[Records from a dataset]
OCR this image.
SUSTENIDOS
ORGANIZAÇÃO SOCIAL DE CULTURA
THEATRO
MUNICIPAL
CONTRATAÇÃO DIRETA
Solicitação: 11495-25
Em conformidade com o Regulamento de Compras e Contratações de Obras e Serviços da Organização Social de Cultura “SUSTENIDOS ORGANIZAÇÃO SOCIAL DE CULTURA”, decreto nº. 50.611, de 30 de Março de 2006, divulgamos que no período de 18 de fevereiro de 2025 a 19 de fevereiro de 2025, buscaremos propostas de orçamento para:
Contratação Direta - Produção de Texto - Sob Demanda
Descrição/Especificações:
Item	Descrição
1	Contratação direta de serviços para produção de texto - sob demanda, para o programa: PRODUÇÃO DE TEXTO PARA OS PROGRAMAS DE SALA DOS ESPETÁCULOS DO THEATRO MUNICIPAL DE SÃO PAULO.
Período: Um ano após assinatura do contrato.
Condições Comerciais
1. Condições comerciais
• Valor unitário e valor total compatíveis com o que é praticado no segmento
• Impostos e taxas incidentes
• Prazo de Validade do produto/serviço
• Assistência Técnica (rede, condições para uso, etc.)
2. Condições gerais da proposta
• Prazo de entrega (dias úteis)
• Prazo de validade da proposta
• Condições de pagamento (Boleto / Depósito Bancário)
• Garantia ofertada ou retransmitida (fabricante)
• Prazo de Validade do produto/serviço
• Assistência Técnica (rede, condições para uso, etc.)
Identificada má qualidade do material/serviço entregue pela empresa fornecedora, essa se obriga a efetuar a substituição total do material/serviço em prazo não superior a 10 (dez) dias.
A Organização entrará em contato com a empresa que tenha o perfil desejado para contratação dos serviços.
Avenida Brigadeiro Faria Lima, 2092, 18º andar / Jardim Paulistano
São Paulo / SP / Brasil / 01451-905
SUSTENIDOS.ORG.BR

> **Goal**: Repeat every line of the material exactly as given.

> **Task solution**:
OCR this image.
SUSTENIDOS
ORGANIZAÇÃO SOCIAL DE CULTURA
THEATRO
MUNICIPAL
CONTRATAÇÃO DIRETA
Solicitação: 11495-25
Em conformidade com o Regulamento de Compras e Contratações de Obras e Serviços da Organização Social de Cultura “SUSTENIDOS ORGANIZAÇÃO SOCIAL DE CULTURA”, decreto nº. 50.611, de 30 de Março de 2006, divulgamos que no período de 18 de fevereiro de 2025 a 19 de fevereiro de 2025, buscaremos propostas de orçamento para:
Contratação Direta - Produção de Texto - Sob Demanda
Descrição/Especificações:
Item	Descrição
1	Contratação direta de serviços para produção de texto - sob demanda, para o programa: PRODUÇÃO DE TEXTO PARA OS PROGRAMAS DE SALA DOS ESPETÁCULOS DO THEATRO MUNICIPAL DE SÃO PAULO.
Período: Um ano após assinatura do contrato.
Condições Comerciais
1. Condições comerciais
• Valor unitário e valor total compatíveis com o que é praticado no segmento
• Impostos e taxas incidentes
• Prazo de Validade do produto/serviço
• Assistência Técnica (rede, condições para uso, etc.)
2. Condições gerais da proposta
• Prazo de entrega (dias úteis)
• Prazo de validade da proposta
• Condições de pagamento (Boleto / Depósito Bancário)
• Garantia ofertada ou retransmitida (fabricante)
• Prazo de Validade do produto/serviço
• Assistência Técnica (rede, condições para uso, etc.)
Identificada má qualidade do material/serviço entregue pela empresa fornecedora, essa se obriga a efetuar a substituição total do material/serviço em prazo não superior a 10 (dez) dias.
A Organização entrará em contato com a empresa que tenha o perfil desejado para contratação dos serviços.
Avenida Brigadeiro Faria Lima, 2092, 18º andar / Jardim Paulistano
São Paulo / SP / Brasil / 01451-905
SUSTENIDOS.ORG.BR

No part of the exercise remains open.